DATA PROVIDED:
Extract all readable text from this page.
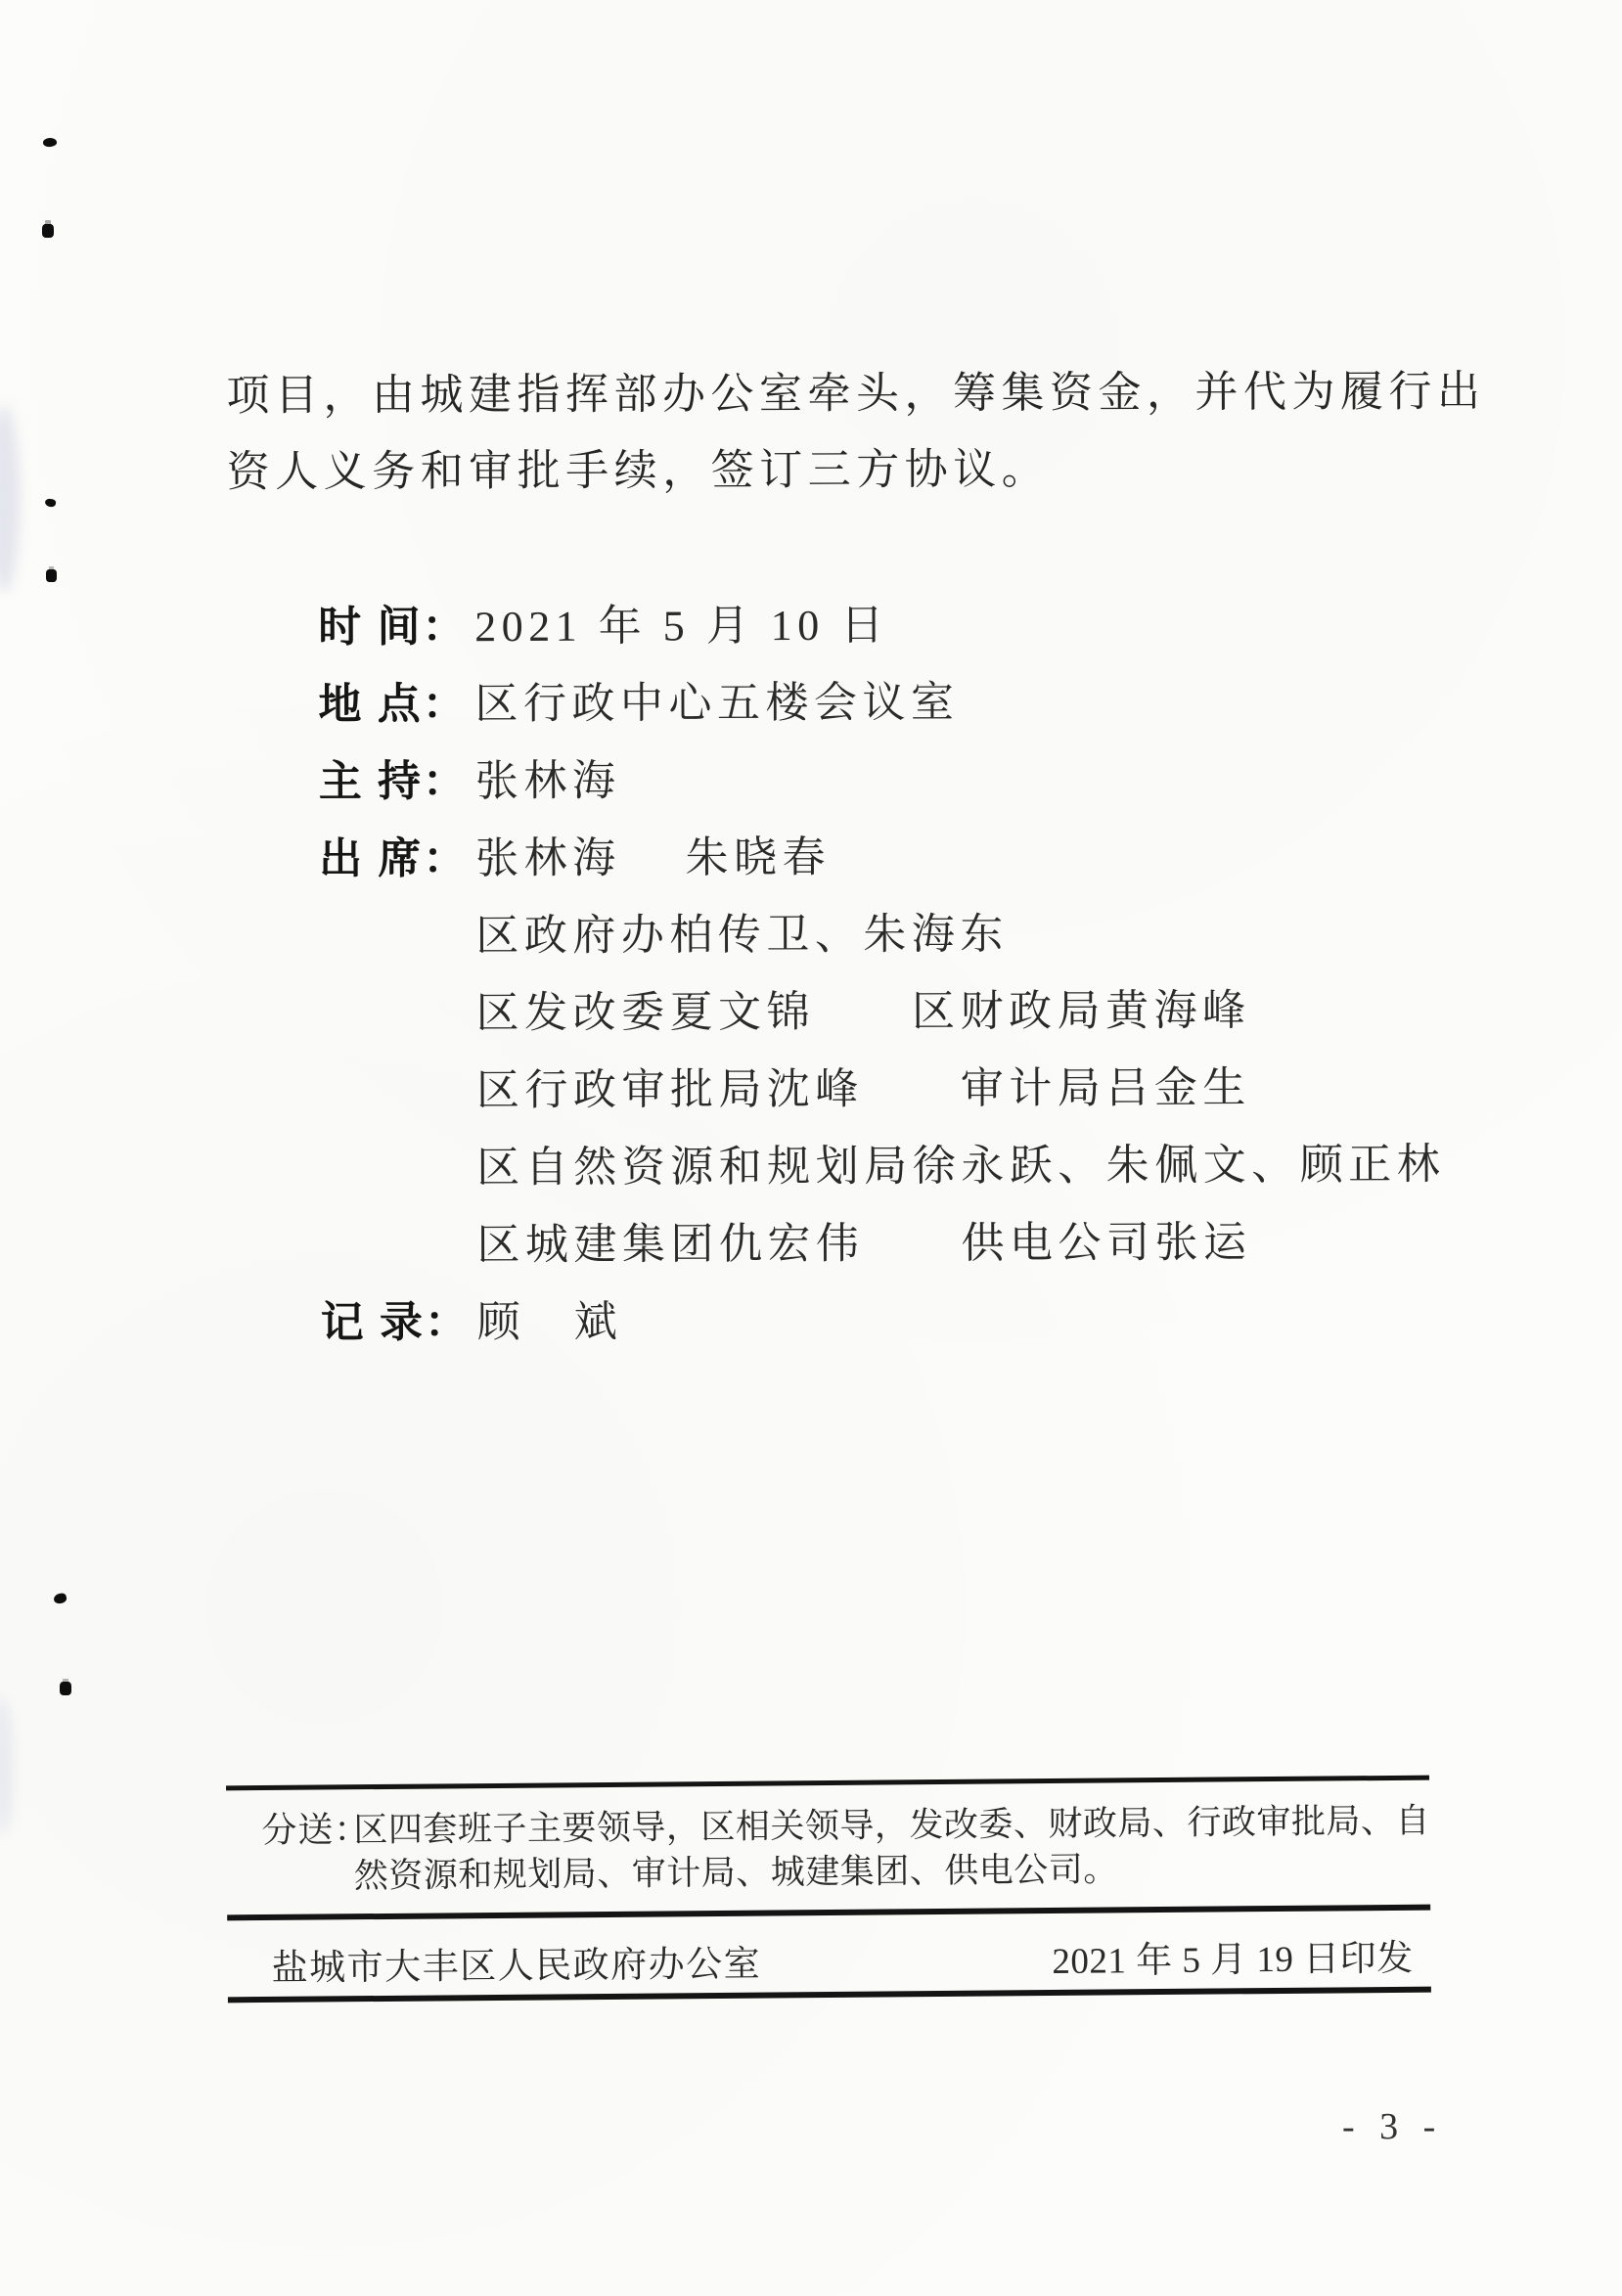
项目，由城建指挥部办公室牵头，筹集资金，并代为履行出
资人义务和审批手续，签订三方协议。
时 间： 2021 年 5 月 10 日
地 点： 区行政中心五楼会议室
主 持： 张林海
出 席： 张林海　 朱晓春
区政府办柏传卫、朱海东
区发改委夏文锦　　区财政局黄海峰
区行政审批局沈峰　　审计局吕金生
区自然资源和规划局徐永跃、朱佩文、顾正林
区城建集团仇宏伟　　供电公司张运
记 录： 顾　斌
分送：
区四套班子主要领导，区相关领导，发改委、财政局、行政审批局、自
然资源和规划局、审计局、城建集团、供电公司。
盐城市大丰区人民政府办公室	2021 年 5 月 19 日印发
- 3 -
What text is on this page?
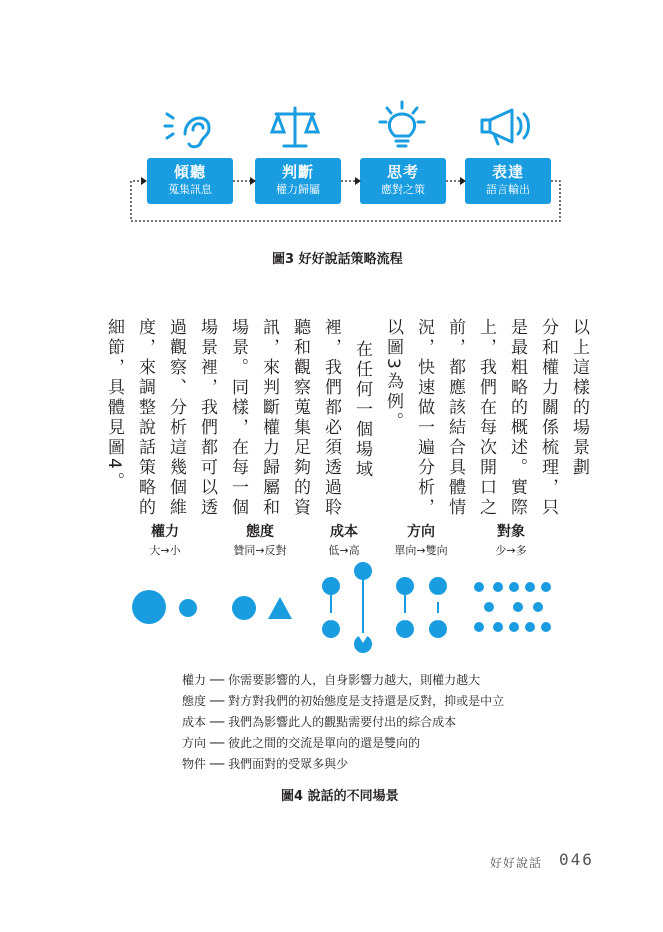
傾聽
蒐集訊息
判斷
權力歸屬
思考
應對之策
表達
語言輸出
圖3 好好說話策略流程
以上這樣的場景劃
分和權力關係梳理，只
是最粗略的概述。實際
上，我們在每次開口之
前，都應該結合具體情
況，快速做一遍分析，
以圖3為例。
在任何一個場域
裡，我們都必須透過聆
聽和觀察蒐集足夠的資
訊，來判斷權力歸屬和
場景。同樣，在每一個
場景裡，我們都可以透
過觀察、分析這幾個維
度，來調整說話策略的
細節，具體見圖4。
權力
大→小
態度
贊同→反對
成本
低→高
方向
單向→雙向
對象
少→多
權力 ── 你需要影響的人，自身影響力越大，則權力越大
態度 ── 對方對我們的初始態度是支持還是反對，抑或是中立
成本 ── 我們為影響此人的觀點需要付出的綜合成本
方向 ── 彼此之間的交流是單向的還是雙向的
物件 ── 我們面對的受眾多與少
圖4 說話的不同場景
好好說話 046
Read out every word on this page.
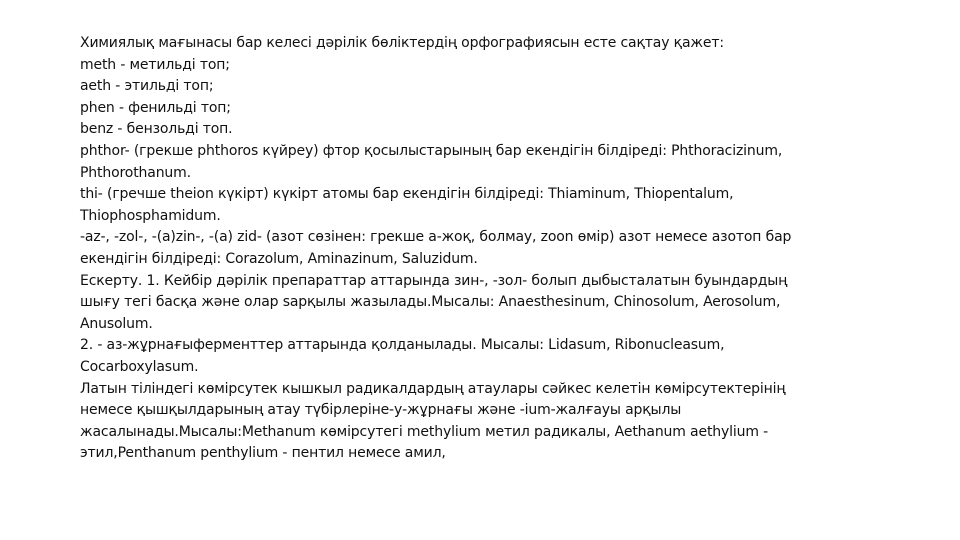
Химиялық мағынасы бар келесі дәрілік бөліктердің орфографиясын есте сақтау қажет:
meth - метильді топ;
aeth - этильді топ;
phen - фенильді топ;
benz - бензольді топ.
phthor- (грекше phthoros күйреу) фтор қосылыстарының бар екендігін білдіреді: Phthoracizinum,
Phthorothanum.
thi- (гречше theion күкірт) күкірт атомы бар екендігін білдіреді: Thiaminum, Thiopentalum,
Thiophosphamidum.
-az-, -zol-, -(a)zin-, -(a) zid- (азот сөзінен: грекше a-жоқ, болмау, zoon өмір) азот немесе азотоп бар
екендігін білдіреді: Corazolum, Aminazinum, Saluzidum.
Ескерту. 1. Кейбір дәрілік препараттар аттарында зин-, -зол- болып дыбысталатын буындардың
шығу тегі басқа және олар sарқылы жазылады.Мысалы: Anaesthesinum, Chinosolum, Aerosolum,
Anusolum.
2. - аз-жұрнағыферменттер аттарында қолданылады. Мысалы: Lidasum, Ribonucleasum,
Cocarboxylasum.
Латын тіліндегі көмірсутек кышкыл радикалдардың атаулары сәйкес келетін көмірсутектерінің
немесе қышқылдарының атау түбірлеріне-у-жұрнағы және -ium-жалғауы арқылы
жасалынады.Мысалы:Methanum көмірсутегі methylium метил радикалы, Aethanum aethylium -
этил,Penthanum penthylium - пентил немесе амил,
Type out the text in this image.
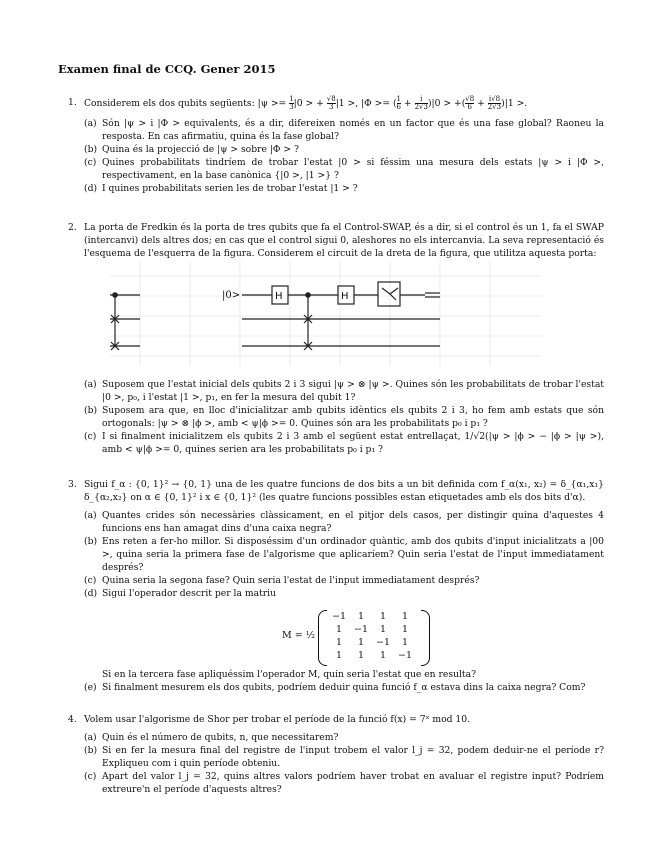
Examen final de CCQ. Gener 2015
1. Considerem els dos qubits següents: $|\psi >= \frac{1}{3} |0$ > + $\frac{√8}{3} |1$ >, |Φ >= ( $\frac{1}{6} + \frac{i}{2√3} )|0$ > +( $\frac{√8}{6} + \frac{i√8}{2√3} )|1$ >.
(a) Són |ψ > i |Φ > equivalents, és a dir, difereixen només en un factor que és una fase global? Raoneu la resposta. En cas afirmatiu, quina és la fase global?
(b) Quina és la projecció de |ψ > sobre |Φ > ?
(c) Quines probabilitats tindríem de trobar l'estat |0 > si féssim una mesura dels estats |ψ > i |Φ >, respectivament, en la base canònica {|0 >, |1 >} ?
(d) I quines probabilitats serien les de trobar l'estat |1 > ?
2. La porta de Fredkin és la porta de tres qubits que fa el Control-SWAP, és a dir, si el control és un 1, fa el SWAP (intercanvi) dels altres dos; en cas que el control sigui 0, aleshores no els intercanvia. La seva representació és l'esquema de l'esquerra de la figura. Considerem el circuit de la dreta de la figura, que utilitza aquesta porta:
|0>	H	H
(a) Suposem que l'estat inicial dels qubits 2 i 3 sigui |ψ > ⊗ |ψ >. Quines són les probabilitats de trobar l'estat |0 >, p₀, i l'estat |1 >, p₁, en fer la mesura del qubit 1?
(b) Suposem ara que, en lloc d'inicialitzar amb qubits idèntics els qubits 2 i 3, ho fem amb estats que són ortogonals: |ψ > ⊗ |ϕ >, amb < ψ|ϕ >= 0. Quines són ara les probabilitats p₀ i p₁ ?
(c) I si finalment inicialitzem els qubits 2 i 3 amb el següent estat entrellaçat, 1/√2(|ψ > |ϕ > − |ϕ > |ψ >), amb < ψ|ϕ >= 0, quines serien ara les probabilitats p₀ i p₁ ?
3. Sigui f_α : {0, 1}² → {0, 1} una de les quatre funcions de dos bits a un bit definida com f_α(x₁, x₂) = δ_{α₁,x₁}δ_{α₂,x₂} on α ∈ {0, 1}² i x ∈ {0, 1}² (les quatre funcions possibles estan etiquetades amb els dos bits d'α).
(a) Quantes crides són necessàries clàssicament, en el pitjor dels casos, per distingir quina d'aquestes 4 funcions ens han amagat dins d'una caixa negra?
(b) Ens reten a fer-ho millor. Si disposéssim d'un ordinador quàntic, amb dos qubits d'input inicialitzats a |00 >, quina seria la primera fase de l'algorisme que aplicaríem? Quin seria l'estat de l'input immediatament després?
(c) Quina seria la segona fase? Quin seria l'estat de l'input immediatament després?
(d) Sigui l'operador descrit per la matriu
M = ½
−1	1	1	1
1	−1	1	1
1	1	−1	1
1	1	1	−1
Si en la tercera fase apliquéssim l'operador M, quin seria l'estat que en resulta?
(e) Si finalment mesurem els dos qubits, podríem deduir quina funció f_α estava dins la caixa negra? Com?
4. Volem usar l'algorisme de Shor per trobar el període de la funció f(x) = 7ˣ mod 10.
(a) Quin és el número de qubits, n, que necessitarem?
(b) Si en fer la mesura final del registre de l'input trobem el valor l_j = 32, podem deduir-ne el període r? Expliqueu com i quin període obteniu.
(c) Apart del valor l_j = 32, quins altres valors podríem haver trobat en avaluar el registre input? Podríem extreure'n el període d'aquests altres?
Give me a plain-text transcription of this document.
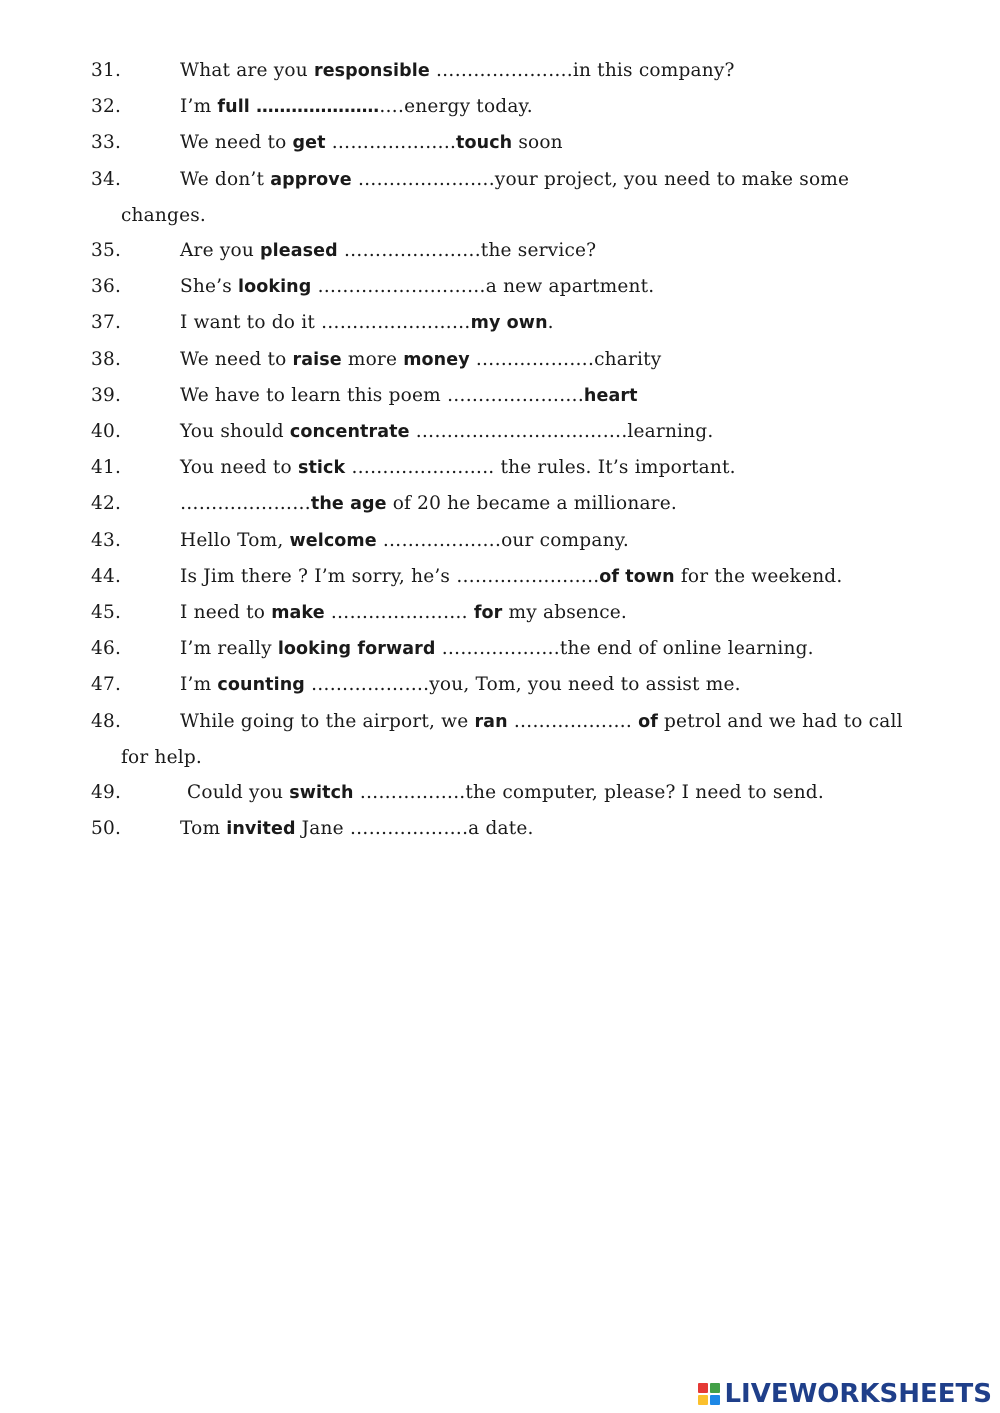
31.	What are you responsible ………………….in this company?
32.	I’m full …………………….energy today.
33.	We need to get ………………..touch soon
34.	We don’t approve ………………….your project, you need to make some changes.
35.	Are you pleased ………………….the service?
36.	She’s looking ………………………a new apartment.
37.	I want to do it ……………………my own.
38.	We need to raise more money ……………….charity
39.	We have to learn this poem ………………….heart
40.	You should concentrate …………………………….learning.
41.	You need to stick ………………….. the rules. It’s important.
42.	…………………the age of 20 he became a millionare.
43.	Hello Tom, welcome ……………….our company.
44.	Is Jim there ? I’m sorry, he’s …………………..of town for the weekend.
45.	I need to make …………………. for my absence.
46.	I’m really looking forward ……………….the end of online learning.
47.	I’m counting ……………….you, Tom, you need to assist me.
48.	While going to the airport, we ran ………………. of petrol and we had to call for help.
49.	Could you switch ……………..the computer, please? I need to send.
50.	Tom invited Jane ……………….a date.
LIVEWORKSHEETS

TASK TO COMPLETE: Which lines above contain the word "және"? Copy each of them.

COMPLETED TASK:
шығу тегі басқа және олар sарқылы жазылады.Мысалы: Anaesthesinum, Chinosolum, Aerosolum,
немесе қышқылдарының атау түбірлеріне-у-жұрнағы және -ium-жалғауы арқылы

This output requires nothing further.